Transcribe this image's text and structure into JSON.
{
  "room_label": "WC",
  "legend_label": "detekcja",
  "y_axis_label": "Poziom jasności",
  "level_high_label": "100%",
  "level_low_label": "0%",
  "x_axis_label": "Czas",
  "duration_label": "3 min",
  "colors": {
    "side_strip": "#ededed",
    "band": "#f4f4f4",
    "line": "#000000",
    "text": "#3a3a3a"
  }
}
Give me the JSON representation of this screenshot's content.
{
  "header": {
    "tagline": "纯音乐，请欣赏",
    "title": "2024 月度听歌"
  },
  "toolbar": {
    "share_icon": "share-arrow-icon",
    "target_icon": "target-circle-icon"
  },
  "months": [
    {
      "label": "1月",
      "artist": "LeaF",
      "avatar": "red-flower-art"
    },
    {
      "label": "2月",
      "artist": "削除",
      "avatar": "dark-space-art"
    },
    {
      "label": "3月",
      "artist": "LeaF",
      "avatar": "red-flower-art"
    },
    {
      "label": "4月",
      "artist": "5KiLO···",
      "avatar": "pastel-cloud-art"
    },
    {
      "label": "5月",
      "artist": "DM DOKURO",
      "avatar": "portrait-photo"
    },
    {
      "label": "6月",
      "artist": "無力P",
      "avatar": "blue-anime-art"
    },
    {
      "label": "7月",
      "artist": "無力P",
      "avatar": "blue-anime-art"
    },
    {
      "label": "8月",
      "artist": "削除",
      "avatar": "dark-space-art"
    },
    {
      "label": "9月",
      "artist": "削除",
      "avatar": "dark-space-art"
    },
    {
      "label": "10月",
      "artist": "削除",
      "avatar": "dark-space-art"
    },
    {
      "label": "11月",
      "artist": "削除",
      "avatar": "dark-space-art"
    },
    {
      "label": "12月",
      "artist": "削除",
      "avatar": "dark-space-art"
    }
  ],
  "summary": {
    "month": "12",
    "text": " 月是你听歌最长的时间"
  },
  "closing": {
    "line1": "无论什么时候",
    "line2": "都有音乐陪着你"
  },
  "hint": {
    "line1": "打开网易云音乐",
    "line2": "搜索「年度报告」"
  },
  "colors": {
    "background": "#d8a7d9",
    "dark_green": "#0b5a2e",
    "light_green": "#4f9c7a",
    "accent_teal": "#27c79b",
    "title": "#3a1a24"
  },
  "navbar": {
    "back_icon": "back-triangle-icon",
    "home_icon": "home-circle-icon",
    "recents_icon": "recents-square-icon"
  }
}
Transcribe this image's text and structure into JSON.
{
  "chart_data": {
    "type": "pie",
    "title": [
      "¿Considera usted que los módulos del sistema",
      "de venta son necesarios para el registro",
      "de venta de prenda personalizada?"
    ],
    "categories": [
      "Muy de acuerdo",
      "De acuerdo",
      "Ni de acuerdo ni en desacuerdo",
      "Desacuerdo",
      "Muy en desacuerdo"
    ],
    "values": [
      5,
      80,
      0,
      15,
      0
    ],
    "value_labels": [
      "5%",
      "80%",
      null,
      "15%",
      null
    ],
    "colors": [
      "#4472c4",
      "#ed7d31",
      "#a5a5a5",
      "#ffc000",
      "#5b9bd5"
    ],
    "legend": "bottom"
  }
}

> [Given instruction]: Give back the data above exactly as it appears.

> [Solved exercise]:
Transcribe this image's text and structure into JSON.
{
  "room_label": "WC",
  "legend_label": "detekcja",
  "y_axis_label": "Poziom jasności",
  "level_high_label": "100%",
  "level_low_label": "0%",
  "x_axis_label": "Czas",
  "duration_label": "3 min",
  "colors": {
    "side_strip": "#ededed",
    "band": "#f4f4f4",
    "line": "#000000",
    "text": "#3a3a3a"
  }
}
Give me the JSON representation of this screenshot's content.
{
  "header": {
    "tagline": "纯音乐，请欣赏",
    "title": "2024 月度听歌"
  },
  "toolbar": {
    "share_icon": "share-arrow-icon",
    "target_icon": "target-circle-icon"
  },
  "months": [
    {
      "label": "1月",
      "artist": "LeaF",
      "avatar": "red-flower-art"
    },
    {
      "label": "2月",
      "artist": "削除",
      "avatar": "dark-space-art"
    },
    {
      "label": "3月",
      "artist": "LeaF",
      "avatar": "red-flower-art"
    },
    {
      "label": "4月",
      "artist": "5KiLO···",
      "avatar": "pastel-cloud-art"
    },
    {
      "label": "5月",
      "artist": "DM DOKURO",
      "avatar": "portrait-photo"
    },
    {
      "label": "6月",
      "artist": "無力P",
      "avatar": "blue-anime-art"
    },
    {
      "label": "7月",
      "artist": "無力P",
      "avatar": "blue-anime-art"
    },
    {
      "label": "8月",
      "artist": "削除",
      "avatar": "dark-space-art"
    },
    {
      "label": "9月",
      "artist": "削除",
      "avatar": "dark-space-art"
    },
    {
      "label": "10月",
      "artist": "削除",
      "avatar": "dark-space-art"
    },
    {
      "label": "11月",
      "artist": "削除",
      "avatar": "dark-space-art"
    },
    {
      "label": "12月",
      "artist": "削除",
      "avatar": "dark-space-art"
    }
  ],
  "summary": {
    "month": "12",
    "text": " 月是你听歌最长的时间"
  },
  "closing": {
    "line1": "无论什么时候",
    "line2": "都有音乐陪着你"
  },
  "hint": {
    "line1": "打开网易云音乐",
    "line2": "搜索「年度报告」"
  },
  "colors": {
    "background": "#d8a7d9",
    "dark_green": "#0b5a2e",
    "light_green": "#4f9c7a",
    "accent_teal": "#27c79b",
    "title": "#3a1a24"
  },
  "navbar": {
    "back_icon": "back-triangle-icon",
    "home_icon": "home-circle-icon",
    "recents_icon": "recents-square-icon"
  }
}
Transcribe this image's text and structure into JSON.
{
  "chart_data": {
    "type": "pie",
    "title": [
      "¿Considera usted que los módulos del sistema",
      "de venta son necesarios para el registro",
      "de venta de prenda personalizada?"
    ],
    "categories": [
      "Muy de acuerdo",
      "De acuerdo",
      "Ni de acuerdo ni en desacuerdo",
      "Desacuerdo",
      "Muy en desacuerdo"
    ],
    "values": [
      5,
      80,
      0,
      15,
      0
    ],
    "value_labels": [
      "5%",
      "80%",
      null,
      "15%",
      null
    ],
    "colors": [
      "#4472c4",
      "#ed7d31",
      "#a5a5a5",
      "#ffc000",
      "#5b9bd5"
    ],
    "legend": "bottom"
  }
}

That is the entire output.